### Problem to work on
Check each line of the listing below for the string "this", and copy the ones that have it.

### Data listing
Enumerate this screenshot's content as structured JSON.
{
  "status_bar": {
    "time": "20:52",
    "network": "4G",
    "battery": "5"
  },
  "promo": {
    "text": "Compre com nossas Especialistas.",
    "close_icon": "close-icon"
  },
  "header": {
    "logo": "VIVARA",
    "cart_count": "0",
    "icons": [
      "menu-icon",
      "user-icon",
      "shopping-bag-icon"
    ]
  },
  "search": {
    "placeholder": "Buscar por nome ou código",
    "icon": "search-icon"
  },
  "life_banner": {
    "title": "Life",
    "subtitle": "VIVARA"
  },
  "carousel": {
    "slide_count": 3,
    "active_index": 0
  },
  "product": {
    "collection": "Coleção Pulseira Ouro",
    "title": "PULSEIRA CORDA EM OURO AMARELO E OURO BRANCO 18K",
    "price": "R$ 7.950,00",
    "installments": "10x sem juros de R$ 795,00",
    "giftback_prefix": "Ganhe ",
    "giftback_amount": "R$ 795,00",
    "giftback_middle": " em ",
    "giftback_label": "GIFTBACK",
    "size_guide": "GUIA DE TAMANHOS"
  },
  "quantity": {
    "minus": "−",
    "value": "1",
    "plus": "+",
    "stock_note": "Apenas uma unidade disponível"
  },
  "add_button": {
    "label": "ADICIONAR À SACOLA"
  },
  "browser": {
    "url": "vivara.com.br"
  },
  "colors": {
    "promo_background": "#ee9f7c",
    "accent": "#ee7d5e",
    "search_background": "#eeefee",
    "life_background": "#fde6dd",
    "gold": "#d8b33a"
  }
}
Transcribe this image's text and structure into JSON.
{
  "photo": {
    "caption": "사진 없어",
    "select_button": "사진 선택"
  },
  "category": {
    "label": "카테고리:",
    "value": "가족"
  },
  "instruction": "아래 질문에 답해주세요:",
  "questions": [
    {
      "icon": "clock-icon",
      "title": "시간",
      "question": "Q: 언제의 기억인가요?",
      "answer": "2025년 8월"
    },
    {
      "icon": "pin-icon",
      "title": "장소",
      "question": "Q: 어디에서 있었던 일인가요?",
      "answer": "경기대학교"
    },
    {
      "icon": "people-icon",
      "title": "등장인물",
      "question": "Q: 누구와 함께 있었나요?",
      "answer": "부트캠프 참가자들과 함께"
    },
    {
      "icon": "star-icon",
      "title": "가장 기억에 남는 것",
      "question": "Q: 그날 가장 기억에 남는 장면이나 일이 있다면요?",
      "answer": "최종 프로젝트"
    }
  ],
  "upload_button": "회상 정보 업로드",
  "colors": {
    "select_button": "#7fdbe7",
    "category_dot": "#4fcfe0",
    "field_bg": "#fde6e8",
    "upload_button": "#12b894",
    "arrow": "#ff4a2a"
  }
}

### Task answer
Enumerate this screenshot's content as structured JSON.
Transcribe this image's text and structure into JSON.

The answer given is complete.